_TEXT SEGMENT_
All patients diagnosed with any type of cancer are registered in the Netherlands Cancer Registry (NCR). A standardized real-world dataset is collected from patient records consisting of basic patient and disease characteristics, including histology, TNM stage, World Health Organization (WHO) performance score (PS), site(s) of metastasis, and type of first-line treatment. Information on OS is obtained by annual linkage with the population registry. Data on treatment response, progression of disease, coexisting mutations such as TP53 and STK11, second-line treatment, and cause of death are not available. Mutation analyses were predominantly performed with Next Generation Sequencing (83%).22

From the NCR, we assessed patients diagnosed with stage IV NSCLC with del19 or L858R mutation between January 1, 2015, and December 31, 2020, primarily treated with then regularly available TKIs (including osimertinib). The primary endpoint of this study was OS, calculated from the day of starting TKI, with follow up until February 1, 2022.

Considering its observational nature, this study did not require approval from an accredited medical ethics committee (MEC) or the Central Committee on Research involving Human Subjects (CCMO). However, the study has been reviewed and approved by the Privacy Review Board of the NCR (application number K21.320).

_MATERIAL SHOWN_

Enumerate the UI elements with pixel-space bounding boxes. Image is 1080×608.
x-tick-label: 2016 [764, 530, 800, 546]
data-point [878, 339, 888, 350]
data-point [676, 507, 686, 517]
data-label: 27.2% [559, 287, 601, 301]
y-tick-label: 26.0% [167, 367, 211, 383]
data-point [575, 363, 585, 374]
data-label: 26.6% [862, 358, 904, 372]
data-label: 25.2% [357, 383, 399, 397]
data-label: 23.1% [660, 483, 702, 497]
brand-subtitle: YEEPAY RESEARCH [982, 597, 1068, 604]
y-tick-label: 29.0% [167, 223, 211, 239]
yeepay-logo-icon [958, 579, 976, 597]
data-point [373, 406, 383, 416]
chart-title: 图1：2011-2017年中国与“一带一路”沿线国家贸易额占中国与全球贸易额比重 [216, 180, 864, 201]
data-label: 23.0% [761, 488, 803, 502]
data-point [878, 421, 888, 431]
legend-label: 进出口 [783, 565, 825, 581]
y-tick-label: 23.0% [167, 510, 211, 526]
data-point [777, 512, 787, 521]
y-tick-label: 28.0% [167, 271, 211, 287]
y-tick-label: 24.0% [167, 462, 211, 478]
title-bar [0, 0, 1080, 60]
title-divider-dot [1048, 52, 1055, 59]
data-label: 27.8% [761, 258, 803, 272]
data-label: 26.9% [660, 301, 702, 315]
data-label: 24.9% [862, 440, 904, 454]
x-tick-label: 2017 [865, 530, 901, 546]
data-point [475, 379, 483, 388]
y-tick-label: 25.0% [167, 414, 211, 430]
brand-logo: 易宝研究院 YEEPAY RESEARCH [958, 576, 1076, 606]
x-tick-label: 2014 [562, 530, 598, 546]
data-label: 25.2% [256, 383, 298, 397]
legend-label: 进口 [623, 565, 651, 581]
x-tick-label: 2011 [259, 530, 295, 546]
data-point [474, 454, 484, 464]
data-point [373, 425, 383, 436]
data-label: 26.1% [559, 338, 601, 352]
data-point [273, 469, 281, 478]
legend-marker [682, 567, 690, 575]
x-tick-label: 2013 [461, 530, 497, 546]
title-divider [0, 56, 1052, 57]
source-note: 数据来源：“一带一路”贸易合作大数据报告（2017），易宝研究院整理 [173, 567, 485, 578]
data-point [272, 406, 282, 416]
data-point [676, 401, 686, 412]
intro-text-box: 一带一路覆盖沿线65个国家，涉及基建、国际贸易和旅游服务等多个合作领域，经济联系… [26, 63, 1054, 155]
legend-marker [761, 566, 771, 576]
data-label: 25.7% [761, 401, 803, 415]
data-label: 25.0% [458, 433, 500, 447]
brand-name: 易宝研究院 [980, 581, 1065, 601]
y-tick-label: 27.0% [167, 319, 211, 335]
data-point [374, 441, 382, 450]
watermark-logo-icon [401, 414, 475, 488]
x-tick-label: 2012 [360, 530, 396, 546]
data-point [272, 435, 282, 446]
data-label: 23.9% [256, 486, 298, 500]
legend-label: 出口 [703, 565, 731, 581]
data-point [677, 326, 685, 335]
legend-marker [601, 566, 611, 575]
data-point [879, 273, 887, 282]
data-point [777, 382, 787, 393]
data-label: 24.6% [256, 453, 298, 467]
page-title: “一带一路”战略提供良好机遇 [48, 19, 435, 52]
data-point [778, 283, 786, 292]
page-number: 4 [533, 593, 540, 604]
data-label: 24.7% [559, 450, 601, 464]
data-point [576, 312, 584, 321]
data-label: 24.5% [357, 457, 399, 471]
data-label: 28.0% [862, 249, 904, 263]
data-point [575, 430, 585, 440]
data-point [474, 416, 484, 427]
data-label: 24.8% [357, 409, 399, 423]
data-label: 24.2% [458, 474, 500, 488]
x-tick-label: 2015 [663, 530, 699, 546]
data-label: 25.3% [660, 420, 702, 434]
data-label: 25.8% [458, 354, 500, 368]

_ACTIVITY 1_
Answer these questions using the Netherlands Cancer Registry text:
(a) What share of mutation analyses was performed with Next Generation Sequencing?
(b) Until what date was follow-up carried out?
(c) What application number did the Privacy Review Board of the NCR assign to the study?
_ACTIVITY 2_
Output the part of the Netherlands Cancer Registry text that opens with the words "From the NCR, we" and closes with "(application number K21.320).", copying it exactly.
_ACTIVITY 3_
Pick up the Netherlands Cancer Registry text after its final sentence and continue it.

_YOUR RESPONSE 1_
(a) 83%
(b) February 1, 2022
(c) K21.320

_YOUR RESPONSE 2_
From the NCR, we assessed patients diagnosed with stage IV NSCLC with del19 or L858R mutation between January 1, 2015, and December 31, 2020, primarily treated with then regularly available TKIs (including osimertinib). The primary endpoint of this study was OS, calculated from the day of starting TKI, with follow up until February 1, 2022.

Considering its observational nature, this study did not require approval from an accredited medical ethics committee (MEC) or the Central Committee on Research involving Human Subjects (CCMO). However, the study has been reviewed and approved by the Privacy Review Board of the NCR (application number K21.320).

_YOUR RESPONSE 3_
Statistical analyses were performed using StataSE 17. Patient characteristics were summarized using descriptive statistics and variation in the proportion of EGFR subtypes was assessed with chi-square tests. Survival was estimated by the Kaplan–Meier method and variation between subgroups was assessed with log-rank tests. The prognostic contribution of type of mutation and type of TKI was assessed by multivariable Cox regression and represented by HR and 95% confidence intervals (95% CI). The proportional hazard assumption was tested using log–log plots and independent prognostic factors have been determined using the backwards selection method. The final model included age, WHO PS, and number of organs with metastases as significant covariates. A p-value of <5% was considered as significant. A subgroup analysis was performed for patients with known baseline BM.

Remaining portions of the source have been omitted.